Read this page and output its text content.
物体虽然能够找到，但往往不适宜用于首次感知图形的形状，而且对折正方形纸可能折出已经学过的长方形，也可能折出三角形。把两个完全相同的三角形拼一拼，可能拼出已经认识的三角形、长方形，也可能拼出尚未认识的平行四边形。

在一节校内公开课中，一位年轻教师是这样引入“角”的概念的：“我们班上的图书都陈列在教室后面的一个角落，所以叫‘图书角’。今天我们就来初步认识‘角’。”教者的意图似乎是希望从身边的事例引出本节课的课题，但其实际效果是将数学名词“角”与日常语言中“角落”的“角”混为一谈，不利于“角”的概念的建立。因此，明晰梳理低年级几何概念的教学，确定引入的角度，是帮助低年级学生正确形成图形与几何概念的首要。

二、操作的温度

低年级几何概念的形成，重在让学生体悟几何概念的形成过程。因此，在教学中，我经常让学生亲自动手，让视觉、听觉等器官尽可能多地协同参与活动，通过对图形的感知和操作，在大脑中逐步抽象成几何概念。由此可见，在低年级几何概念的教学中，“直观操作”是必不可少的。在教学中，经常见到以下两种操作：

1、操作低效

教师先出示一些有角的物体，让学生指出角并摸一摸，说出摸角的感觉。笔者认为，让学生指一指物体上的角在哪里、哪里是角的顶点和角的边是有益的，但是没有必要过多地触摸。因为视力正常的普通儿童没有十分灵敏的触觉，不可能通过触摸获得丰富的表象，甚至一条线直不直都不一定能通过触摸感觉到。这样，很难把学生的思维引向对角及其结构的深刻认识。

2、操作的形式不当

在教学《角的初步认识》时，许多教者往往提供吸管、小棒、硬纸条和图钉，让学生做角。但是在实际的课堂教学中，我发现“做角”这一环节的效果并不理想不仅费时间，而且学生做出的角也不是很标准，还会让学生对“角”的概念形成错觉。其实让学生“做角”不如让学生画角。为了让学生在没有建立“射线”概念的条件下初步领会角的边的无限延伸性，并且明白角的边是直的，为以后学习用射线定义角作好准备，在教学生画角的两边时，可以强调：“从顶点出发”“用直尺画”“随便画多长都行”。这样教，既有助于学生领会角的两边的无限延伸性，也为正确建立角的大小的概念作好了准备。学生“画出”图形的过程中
━━━━━━━━━━
__What is asked__. Return each line of the data exactly as written above.

__Worked answer__.
Read this page and output its text content.
物体虽然能够找到，但往往不适宜用于首次感知图形的形状，而且对折正方形纸可能折出已经学过的长方形，也可能折出三角形。把两个完全相同的三角形拼一拼，可能拼出已经认识的三角形、长方形，也可能拼出尚未认识的平行四边形。

在一节校内公开课中，一位年轻教师是这样引入“角”的概念的：“我们班上的图书都陈列在教室后面的一个角落，所以叫‘图书角’。今天我们就来初步认识‘角’。”教者的意图似乎是希望从身边的事例引出本节课的课题，但其实际效果是将数学名词“角”与日常语言中“角落”的“角”混为一谈，不利于“角”的概念的建立。因此，明晰梳理低年级几何概念的教学，确定引入的角度，是帮助低年级学生正确形成图形与几何概念的首要。

二、操作的温度

低年级几何概念的形成，重在让学生体悟几何概念的形成过程。因此，在教学中，我经常让学生亲自动手，让视觉、听觉等器官尽可能多地协同参与活动，通过对图形的感知和操作，在大脑中逐步抽象成几何概念。由此可见，在低年级几何概念的教学中，“直观操作”是必不可少的。在教学中，经常见到以下两种操作：

1、操作低效

教师先出示一些有角的物体，让学生指出角并摸一摸，说出摸角的感觉。笔者认为，让学生指一指物体上的角在哪里、哪里是角的顶点和角的边是有益的，但是没有必要过多地触摸。因为视力正常的普通儿童没有十分灵敏的触觉，不可能通过触摸获得丰富的表象，甚至一条线直不直都不一定能通过触摸感觉到。这样，很难把学生的思维引向对角及其结构的深刻认识。

2、操作的形式不当

在教学《角的初步认识》时，许多教者往往提供吸管、小棒、硬纸条和图钉，让学生做角。但是在实际的课堂教学中，我发现“做角”这一环节的效果并不理想不仅费时间，而且学生做出的角也不是很标准，还会让学生对“角”的概念形成错觉。其实让学生“做角”不如让学生画角。为了让学生在没有建立“射线”概念的条件下初步领会角的边的无限延伸性，并且明白角的边是直的，为以后学习用射线定义角作好准备，在教学生画角的两边时，可以强调：“从顶点出发”“用直尺画”“随便画多长都行”。这样教，既有助于学生领会角的两边的无限延伸性，也为正确建立角的大小的概念作好了准备。学生“画出”图形的过程中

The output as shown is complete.